- [What to work on] Verbatim copy without pictures. Please print every entry as it stands.

- [Records for the exercise]

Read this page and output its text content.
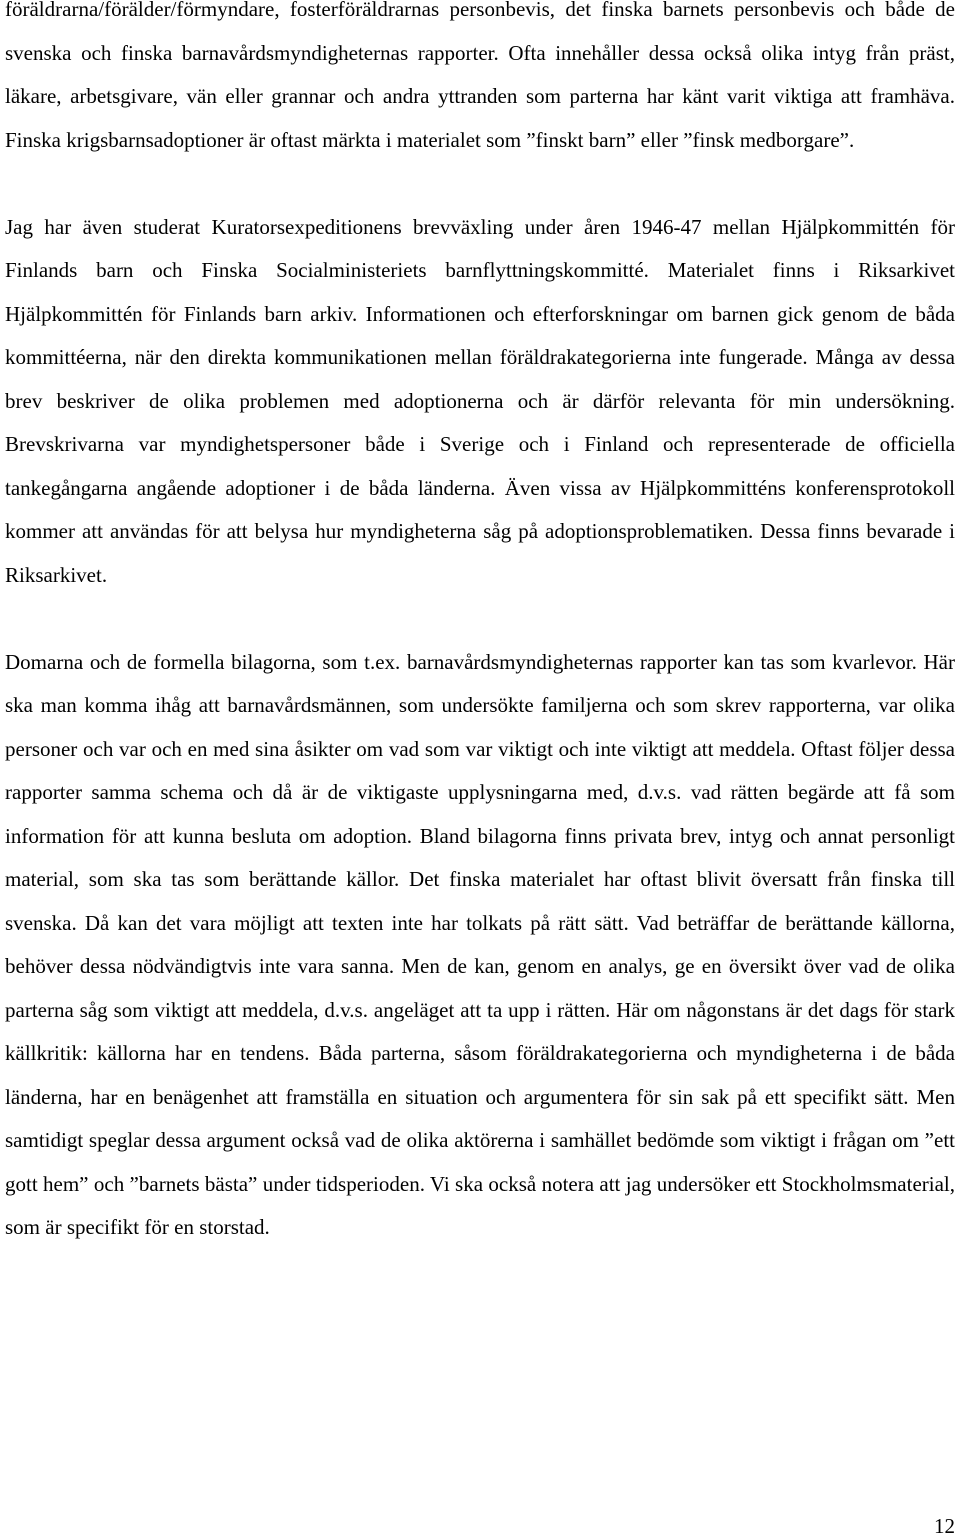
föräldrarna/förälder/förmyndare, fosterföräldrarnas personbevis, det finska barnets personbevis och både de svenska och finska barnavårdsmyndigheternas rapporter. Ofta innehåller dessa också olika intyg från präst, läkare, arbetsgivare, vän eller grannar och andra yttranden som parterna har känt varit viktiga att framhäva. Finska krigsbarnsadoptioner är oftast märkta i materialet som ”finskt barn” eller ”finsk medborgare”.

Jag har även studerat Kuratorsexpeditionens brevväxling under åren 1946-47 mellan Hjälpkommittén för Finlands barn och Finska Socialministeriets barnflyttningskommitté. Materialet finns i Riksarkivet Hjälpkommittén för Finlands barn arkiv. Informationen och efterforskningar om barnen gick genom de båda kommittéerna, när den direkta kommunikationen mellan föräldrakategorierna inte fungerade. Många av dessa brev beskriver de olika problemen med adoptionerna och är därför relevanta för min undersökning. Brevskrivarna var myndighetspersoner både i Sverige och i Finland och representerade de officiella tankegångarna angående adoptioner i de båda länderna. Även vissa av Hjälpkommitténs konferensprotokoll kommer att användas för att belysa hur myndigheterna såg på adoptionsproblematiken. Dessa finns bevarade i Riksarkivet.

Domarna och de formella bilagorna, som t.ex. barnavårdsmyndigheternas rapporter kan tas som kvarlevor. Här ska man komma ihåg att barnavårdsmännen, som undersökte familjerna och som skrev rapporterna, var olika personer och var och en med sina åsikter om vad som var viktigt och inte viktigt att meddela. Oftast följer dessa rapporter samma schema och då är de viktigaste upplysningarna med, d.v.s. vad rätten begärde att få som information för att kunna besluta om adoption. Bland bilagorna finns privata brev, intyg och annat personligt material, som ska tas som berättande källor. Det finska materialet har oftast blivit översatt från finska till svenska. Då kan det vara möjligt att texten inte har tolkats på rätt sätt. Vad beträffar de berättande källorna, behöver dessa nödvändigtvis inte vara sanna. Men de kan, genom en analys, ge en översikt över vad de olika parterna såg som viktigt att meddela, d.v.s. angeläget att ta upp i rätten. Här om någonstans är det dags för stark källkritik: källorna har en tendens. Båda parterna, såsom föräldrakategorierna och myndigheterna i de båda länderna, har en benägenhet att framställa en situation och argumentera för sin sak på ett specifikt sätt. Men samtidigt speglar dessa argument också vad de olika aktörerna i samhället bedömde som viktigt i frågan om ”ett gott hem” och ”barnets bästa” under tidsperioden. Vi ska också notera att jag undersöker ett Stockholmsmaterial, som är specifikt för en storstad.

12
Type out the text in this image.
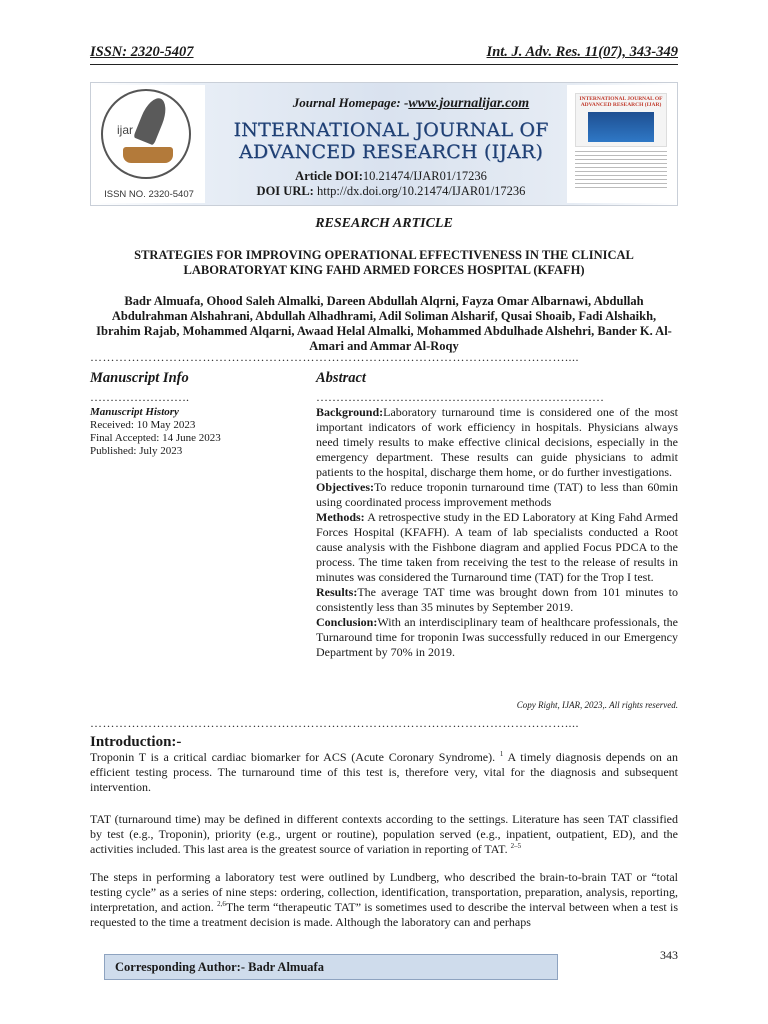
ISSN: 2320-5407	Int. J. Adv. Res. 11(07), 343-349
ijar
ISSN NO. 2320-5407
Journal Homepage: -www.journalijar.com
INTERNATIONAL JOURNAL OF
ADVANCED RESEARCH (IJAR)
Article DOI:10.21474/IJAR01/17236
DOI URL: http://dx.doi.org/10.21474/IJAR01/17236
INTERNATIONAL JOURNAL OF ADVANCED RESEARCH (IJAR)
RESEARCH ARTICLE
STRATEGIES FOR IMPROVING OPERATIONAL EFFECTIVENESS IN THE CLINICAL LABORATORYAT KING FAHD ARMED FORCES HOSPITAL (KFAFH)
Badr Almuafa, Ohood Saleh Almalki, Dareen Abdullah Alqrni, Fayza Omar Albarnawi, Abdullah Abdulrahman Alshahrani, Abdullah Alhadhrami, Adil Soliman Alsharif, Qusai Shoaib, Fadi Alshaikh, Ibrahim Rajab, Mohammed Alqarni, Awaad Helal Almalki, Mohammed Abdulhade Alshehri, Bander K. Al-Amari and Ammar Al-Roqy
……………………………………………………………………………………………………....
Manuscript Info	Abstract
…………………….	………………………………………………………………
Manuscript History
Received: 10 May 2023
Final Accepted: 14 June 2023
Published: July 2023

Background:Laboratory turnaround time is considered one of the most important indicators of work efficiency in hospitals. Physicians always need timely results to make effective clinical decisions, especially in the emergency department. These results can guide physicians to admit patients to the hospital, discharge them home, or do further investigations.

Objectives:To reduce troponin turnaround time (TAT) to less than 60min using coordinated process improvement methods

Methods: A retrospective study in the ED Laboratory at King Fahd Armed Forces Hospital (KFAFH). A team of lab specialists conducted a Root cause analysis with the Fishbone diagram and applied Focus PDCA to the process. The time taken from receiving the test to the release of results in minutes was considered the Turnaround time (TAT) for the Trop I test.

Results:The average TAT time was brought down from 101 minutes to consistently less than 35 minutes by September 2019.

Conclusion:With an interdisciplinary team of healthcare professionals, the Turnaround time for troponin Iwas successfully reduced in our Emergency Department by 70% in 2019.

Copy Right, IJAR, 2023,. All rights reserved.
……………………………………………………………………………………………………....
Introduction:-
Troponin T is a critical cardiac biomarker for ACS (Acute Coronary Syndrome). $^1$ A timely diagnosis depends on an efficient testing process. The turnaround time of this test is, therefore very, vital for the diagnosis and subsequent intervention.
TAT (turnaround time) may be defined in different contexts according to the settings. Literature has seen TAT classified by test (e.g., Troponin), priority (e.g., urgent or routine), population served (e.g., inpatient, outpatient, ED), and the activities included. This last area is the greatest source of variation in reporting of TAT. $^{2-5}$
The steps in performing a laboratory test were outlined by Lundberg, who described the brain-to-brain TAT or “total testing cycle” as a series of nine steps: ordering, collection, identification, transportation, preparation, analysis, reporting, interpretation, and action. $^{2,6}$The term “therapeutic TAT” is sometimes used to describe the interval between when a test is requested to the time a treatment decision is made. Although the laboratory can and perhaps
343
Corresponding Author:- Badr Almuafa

- [Your response]
Read this page and output its text content.
föräldrarna/förälder/förmyndare, fosterföräldrarnas personbevis, det finska barnets personbevis och både de svenska och finska barnavårdsmyndigheternas rapporter. Ofta innehåller dessa också olika intyg från präst, läkare, arbetsgivare, vän eller grannar och andra yttranden som parterna har känt varit viktiga att framhäva. Finska krigsbarnsadoptioner är oftast märkta i materialet som ”finskt barn” eller ”finsk medborgare”.

Jag har även studerat Kuratorsexpeditionens brevväxling under åren 1946-47 mellan Hjälpkommittén för Finlands barn och Finska Socialministeriets barnflyttningskommitté. Materialet finns i Riksarkivet Hjälpkommittén för Finlands barn arkiv. Informationen och efterforskningar om barnen gick genom de båda kommittéerna, när den direkta kommunikationen mellan föräldrakategorierna inte fungerade. Många av dessa brev beskriver de olika problemen med adoptionerna och är därför relevanta för min undersökning. Brevskrivarna var myndighetspersoner både i Sverige och i Finland och representerade de officiella tankegångarna angående adoptioner i de båda länderna. Även vissa av Hjälpkommitténs konferensprotokoll kommer att användas för att belysa hur myndigheterna såg på adoptionsproblematiken. Dessa finns bevarade i Riksarkivet.

Domarna och de formella bilagorna, som t.ex. barnavårdsmyndigheternas rapporter kan tas som kvarlevor. Här ska man komma ihåg att barnavårdsmännen, som undersökte familjerna och som skrev rapporterna, var olika personer och var och en med sina åsikter om vad som var viktigt och inte viktigt att meddela. Oftast följer dessa rapporter samma schema och då är de viktigaste upplysningarna med, d.v.s. vad rätten begärde att få som information för att kunna besluta om adoption. Bland bilagorna finns privata brev, intyg och annat personligt material, som ska tas som berättande källor. Det finska materialet har oftast blivit översatt från finska till svenska. Då kan det vara möjligt att texten inte har tolkats på rätt sätt. Vad beträffar de berättande källorna, behöver dessa nödvändigtvis inte vara sanna. Men de kan, genom en analys, ge en översikt över vad de olika parterna såg som viktigt att meddela, d.v.s. angeläget att ta upp i rätten. Här om någonstans är det dags för stark källkritik: källorna har en tendens. Båda parterna, såsom föräldrakategorierna och myndigheterna i de båda länderna, har en benägenhet att framställa en situation och argumentera för sin sak på ett specifikt sätt. Men samtidigt speglar dessa argument också vad de olika aktörerna i samhället bedömde som viktigt i frågan om ”ett gott hem” och ”barnets bästa” under tidsperioden. Vi ska också notera att jag undersöker ett Stockholmsmaterial, som är specifikt för en storstad.

12
Type out the text in this image.
ISSN: 2320-5407	Int. J. Adv. Res. 11(07), 343-349
ijar
ISSN NO. 2320-5407
Journal Homepage: -www.journalijar.com
INTERNATIONAL JOURNAL OF
ADVANCED RESEARCH (IJAR)
Article DOI:10.21474/IJAR01/17236
DOI URL: http://dx.doi.org/10.21474/IJAR01/17236
INTERNATIONAL JOURNAL OF ADVANCED RESEARCH (IJAR)
RESEARCH ARTICLE
STRATEGIES FOR IMPROVING OPERATIONAL EFFECTIVENESS IN THE CLINICAL LABORATORYAT KING FAHD ARMED FORCES HOSPITAL (KFAFH)
Badr Almuafa, Ohood Saleh Almalki, Dareen Abdullah Alqrni, Fayza Omar Albarnawi, Abdullah Abdulrahman Alshahrani, Abdullah Alhadhrami, Adil Soliman Alsharif, Qusai Shoaib, Fadi Alshaikh, Ibrahim Rajab, Mohammed Alqarni, Awaad Helal Almalki, Mohammed Abdulhade Alshehri, Bander K. Al-Amari and Ammar Al-Roqy
……………………………………………………………………………………………………....
Manuscript Info	Abstract
…………………….	………………………………………………………………
Manuscript History
Received: 10 May 2023
Final Accepted: 14 June 2023
Published: July 2023

Background:Laboratory turnaround time is considered one of the most important indicators of work efficiency in hospitals. Physicians always need timely results to make effective clinical decisions, especially in the emergency department. These results can guide physicians to admit patients to the hospital, discharge them home, or do further investigations.

Objectives:To reduce troponin turnaround time (TAT) to less than 60min using coordinated process improvement methods

Methods: A retrospective study in the ED Laboratory at King Fahd Armed Forces Hospital (KFAFH). A team of lab specialists conducted a Root cause analysis with the Fishbone diagram and applied Focus PDCA to the process. The time taken from receiving the test to the release of results in minutes was considered the Turnaround time (TAT) for the Trop I test.

Results:The average TAT time was brought down from 101 minutes to consistently less than 35 minutes by September 2019.

Conclusion:With an interdisciplinary team of healthcare professionals, the Turnaround time for troponin Iwas successfully reduced in our Emergency Department by 70% in 2019.

Copy Right, IJAR, 2023,. All rights reserved.
……………………………………………………………………………………………………....
Introduction:-
Troponin T is a critical cardiac biomarker for ACS (Acute Coronary Syndrome). $^1$ A timely diagnosis depends on an efficient testing process. The turnaround time of this test is, therefore very, vital for the diagnosis and subsequent intervention.
TAT (turnaround time) may be defined in different contexts according to the settings. Literature has seen TAT classified by test (e.g., Troponin), priority (e.g., urgent or routine), population served (e.g., inpatient, outpatient, ED), and the activities included. This last area is the greatest source of variation in reporting of TAT. $^{2-5}$
The steps in performing a laboratory test were outlined by Lundberg, who described the brain-to-brain TAT or “total testing cycle” as a series of nine steps: ordering, collection, identification, transportation, preparation, analysis, reporting, interpretation, and action. $^{2,6}$The term “therapeutic TAT” is sometimes used to describe the interval between when a test is requested to the time a treatment decision is made. Although the laboratory can and perhaps
343
Corresponding Author:- Badr Almuafa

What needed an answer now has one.